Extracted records
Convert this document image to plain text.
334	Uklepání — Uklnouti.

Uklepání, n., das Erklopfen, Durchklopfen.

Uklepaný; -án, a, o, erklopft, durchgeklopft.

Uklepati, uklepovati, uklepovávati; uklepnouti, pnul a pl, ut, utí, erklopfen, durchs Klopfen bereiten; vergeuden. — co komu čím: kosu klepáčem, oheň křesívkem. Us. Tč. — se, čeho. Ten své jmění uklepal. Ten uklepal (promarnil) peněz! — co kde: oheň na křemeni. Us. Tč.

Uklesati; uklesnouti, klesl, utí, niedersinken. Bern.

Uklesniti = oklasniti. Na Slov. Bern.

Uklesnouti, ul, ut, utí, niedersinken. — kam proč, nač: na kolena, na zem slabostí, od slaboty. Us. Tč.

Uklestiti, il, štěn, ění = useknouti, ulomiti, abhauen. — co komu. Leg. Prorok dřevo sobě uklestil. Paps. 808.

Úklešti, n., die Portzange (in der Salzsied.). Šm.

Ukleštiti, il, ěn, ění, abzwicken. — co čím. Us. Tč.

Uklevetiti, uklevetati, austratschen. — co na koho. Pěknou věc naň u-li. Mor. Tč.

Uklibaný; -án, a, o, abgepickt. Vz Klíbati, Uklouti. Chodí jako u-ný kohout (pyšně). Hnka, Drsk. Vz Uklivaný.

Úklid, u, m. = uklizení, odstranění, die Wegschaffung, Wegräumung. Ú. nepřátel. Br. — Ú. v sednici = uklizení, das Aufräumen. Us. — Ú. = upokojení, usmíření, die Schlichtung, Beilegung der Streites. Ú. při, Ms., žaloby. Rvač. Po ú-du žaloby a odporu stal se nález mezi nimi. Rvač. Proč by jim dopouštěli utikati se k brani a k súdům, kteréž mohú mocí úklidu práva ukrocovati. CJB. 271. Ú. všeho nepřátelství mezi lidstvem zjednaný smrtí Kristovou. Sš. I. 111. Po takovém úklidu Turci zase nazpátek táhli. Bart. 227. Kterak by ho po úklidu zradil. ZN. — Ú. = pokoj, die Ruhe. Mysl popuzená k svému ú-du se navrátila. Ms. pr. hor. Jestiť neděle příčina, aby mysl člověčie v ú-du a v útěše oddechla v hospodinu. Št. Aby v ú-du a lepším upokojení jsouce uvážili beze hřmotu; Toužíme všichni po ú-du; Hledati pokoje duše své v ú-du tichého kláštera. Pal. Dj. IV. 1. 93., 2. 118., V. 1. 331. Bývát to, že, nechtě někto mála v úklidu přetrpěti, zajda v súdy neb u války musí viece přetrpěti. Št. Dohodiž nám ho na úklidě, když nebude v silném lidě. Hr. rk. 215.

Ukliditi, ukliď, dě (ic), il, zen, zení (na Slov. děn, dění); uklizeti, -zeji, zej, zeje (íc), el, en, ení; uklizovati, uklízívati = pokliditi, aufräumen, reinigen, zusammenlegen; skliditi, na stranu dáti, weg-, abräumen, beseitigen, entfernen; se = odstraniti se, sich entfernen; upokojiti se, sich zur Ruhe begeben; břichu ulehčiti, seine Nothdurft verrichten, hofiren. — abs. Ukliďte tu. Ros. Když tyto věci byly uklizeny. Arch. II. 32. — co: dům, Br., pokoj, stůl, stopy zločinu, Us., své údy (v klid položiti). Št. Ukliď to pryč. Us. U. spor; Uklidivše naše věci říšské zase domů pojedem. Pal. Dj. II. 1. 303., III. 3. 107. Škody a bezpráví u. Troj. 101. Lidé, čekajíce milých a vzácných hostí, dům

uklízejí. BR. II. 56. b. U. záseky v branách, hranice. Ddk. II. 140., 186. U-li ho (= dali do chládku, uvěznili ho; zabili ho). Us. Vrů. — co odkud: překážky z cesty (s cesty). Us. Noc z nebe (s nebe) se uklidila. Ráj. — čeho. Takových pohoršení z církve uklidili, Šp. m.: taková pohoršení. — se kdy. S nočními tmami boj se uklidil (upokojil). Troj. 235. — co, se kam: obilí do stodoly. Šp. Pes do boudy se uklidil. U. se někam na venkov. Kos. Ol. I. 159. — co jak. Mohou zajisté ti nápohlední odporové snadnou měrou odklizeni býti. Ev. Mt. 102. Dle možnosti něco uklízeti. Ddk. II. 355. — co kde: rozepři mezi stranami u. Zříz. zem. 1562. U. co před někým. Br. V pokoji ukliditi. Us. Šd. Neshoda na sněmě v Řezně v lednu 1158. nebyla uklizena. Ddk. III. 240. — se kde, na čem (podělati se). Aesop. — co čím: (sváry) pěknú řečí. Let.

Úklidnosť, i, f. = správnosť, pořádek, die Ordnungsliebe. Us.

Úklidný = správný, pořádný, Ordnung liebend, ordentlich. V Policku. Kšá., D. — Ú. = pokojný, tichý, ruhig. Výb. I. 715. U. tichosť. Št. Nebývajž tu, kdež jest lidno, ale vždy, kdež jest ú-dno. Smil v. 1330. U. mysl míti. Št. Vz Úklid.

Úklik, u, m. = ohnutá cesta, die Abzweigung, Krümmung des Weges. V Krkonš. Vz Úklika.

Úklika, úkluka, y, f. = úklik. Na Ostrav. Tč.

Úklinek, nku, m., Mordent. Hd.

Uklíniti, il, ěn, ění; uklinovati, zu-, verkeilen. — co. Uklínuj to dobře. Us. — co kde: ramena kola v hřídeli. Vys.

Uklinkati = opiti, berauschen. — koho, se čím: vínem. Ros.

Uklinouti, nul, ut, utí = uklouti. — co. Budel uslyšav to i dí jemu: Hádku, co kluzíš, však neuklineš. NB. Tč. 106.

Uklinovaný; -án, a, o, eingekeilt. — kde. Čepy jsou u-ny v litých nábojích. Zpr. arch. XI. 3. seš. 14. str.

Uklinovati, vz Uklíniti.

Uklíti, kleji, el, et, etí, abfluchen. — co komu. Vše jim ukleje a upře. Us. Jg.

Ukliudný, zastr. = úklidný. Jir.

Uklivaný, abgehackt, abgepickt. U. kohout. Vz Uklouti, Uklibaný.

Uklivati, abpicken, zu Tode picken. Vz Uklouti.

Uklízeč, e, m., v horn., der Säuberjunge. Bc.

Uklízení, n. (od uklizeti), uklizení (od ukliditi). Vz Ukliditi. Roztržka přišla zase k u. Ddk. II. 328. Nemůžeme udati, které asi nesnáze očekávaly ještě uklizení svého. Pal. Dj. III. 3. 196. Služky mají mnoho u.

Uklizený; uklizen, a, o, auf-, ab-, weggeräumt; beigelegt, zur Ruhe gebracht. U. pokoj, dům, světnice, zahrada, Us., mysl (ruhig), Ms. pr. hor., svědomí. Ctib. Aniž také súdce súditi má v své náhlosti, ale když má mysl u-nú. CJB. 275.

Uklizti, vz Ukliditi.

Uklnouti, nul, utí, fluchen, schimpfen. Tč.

▶ **Written request**
Look over the listing above. Pick out and copy every line that includes "Úklika".

▶ **Solution below**
Úklik, u, m. = ohnutá cesta, die Abzweigung, Krümmung des Weges. V Krkonš. Vz Úklika.
Úklika, úkluka, y, f. = úklik. Na Ostrav. Tč.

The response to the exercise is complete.